(Exercise)
Extract all lines that hold "совершению" from the records below.

(Items)
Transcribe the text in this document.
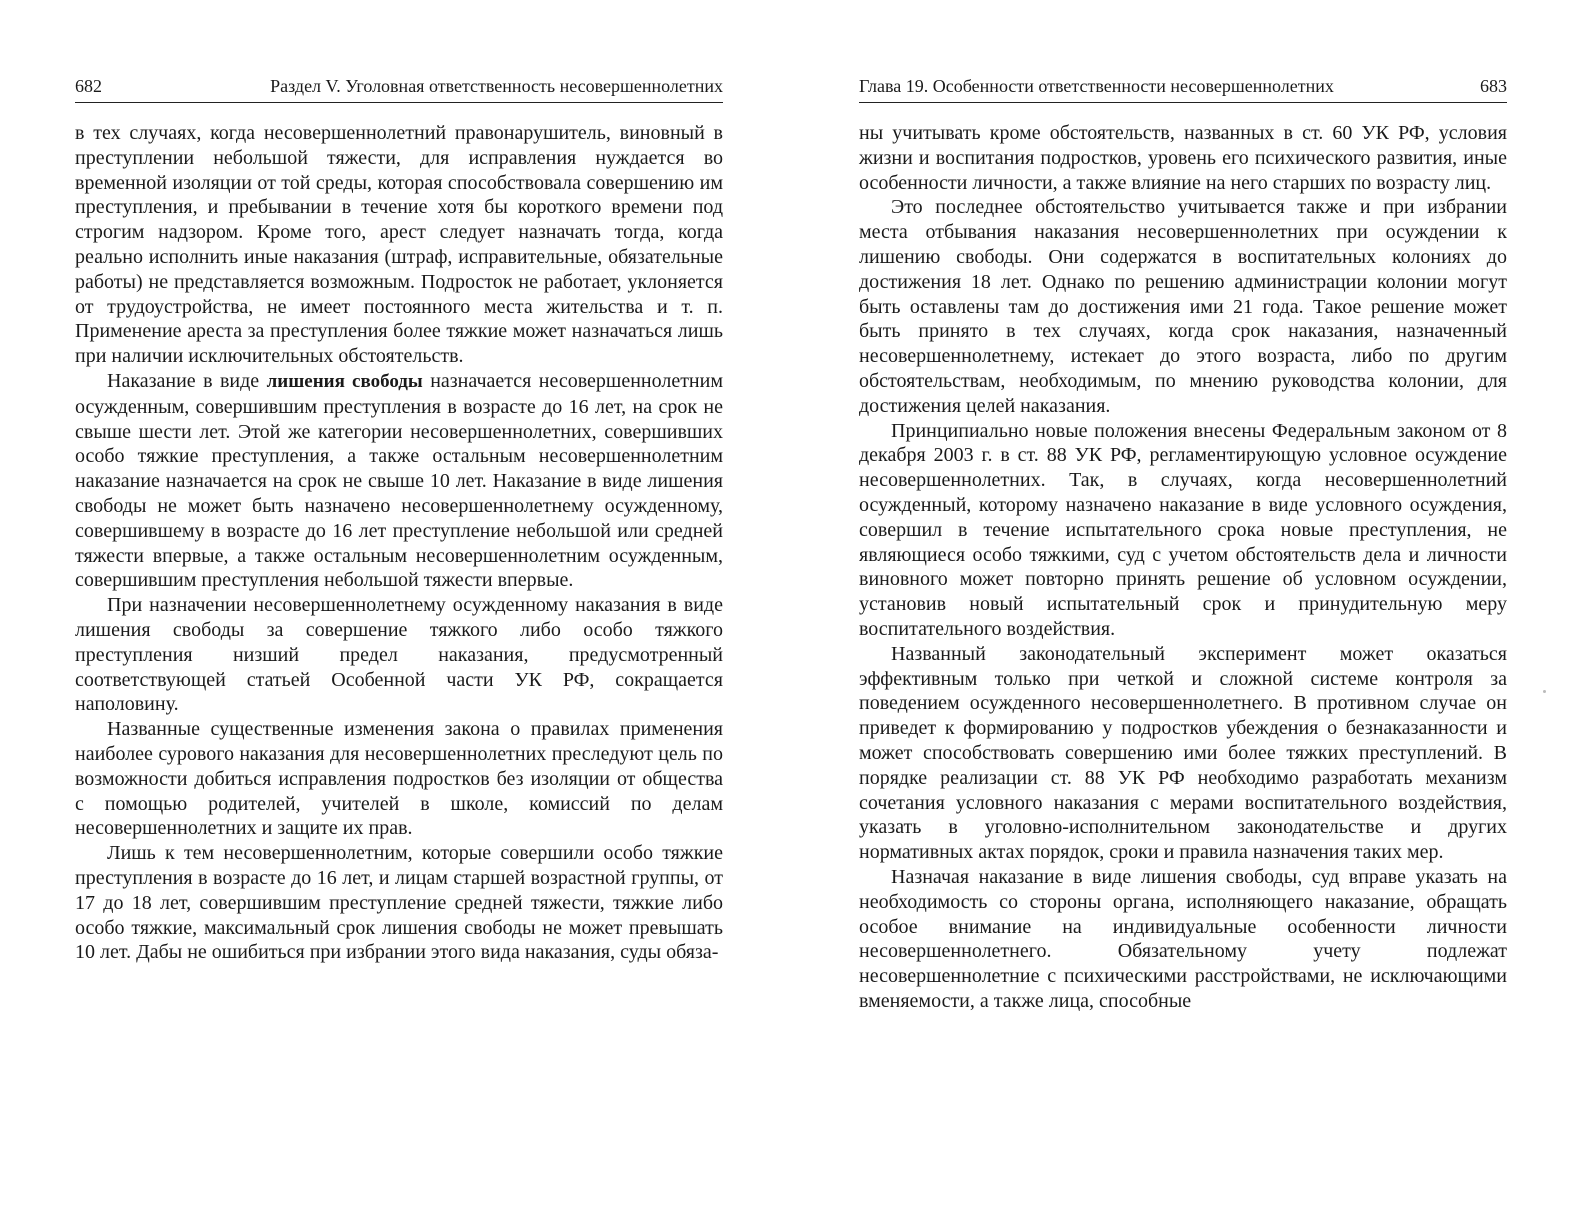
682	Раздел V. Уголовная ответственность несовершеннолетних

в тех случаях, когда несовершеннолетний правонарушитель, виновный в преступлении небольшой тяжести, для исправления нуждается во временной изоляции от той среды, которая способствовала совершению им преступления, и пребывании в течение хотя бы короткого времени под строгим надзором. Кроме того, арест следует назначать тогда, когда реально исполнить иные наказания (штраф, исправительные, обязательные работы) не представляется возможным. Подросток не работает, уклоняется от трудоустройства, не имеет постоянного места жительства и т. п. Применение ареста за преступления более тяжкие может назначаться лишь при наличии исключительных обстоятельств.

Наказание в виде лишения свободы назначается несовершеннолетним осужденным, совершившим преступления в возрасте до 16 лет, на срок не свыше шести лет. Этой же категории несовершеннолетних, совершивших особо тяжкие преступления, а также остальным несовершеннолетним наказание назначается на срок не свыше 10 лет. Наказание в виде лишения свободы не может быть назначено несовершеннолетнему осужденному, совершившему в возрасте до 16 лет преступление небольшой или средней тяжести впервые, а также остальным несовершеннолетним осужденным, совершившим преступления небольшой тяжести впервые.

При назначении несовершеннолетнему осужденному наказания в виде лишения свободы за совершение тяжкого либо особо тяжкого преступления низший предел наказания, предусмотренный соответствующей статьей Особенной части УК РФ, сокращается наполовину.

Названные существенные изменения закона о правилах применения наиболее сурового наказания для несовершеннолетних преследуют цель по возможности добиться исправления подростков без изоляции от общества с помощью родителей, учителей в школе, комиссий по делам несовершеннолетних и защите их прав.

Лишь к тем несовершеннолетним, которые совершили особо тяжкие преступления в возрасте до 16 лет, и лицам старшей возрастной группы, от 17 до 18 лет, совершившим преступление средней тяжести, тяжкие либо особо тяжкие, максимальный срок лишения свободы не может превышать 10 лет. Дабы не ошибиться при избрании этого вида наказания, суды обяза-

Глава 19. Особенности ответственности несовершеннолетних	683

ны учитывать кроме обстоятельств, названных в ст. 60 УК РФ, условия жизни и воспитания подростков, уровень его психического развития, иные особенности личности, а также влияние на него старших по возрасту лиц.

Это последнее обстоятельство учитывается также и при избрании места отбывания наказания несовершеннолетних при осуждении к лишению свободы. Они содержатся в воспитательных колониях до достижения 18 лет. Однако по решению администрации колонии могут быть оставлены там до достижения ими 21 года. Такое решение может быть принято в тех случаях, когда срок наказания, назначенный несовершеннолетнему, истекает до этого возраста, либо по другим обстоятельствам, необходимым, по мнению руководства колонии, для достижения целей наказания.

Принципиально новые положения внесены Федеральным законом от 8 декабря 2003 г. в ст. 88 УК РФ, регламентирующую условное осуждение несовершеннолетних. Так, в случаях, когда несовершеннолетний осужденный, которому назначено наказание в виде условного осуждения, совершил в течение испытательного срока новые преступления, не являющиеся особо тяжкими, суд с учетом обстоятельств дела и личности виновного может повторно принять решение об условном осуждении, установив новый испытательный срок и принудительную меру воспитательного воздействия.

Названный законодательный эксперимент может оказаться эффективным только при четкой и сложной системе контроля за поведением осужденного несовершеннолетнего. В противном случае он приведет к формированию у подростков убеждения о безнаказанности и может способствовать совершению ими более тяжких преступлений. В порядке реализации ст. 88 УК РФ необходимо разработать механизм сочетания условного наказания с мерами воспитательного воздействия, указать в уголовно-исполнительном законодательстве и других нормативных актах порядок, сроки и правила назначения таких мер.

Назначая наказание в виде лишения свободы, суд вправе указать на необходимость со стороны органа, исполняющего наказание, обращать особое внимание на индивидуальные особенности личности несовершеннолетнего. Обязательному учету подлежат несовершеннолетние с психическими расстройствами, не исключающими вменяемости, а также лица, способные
...
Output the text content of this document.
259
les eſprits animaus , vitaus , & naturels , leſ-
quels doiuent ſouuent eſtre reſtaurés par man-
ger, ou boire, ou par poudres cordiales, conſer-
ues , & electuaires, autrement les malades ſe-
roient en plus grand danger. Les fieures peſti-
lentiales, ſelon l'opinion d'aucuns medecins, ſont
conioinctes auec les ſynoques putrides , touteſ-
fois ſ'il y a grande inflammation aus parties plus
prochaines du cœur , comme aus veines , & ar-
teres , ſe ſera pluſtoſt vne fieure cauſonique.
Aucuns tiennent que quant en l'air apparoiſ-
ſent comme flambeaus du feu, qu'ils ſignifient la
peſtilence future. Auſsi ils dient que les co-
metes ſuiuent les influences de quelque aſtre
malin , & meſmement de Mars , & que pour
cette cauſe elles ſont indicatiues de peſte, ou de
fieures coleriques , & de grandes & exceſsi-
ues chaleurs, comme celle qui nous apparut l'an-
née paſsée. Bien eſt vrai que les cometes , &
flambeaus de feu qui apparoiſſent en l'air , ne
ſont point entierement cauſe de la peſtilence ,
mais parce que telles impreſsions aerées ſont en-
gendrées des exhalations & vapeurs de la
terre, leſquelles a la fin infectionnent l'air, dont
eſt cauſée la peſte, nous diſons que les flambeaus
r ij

(Result of this task)
в тех случаях, когда несовершеннолетний правонарушитель, виновный в преступлении небольшой тяжести, для исправления нуждается во временной изоляции от той среды, которая способствовала совершению им преступления, и пребывании в течение хотя бы короткого времени под строгим надзором. Кроме того, арест следует назначать тогда, когда реально исполнить иные наказания (штраф, исправительные, обязательные работы) не представляется возможным. Подросток не работает, уклоняется от трудоустройства, не имеет постоянного места жительства и т. п. Применение ареста за преступления более тяжкие может назначаться лишь при наличии исключительных обстоятельств.
Названный законодательный эксперимент может оказаться эффективным только при четкой и сложной системе контроля за поведением осужденного несовершеннолетнего. В противном случае он приведет к формированию у подростков убеждения о безнаказанности и может способствовать совершению ими более тяжких преступлений. В порядке реализации ст. 88 УК РФ необходимо разработать механизм сочетания условного наказания с мерами воспитательного воздействия, указать в уголовно-исполнительном законодательстве и других нормативных актах порядок, сроки и правила назначения таких мер.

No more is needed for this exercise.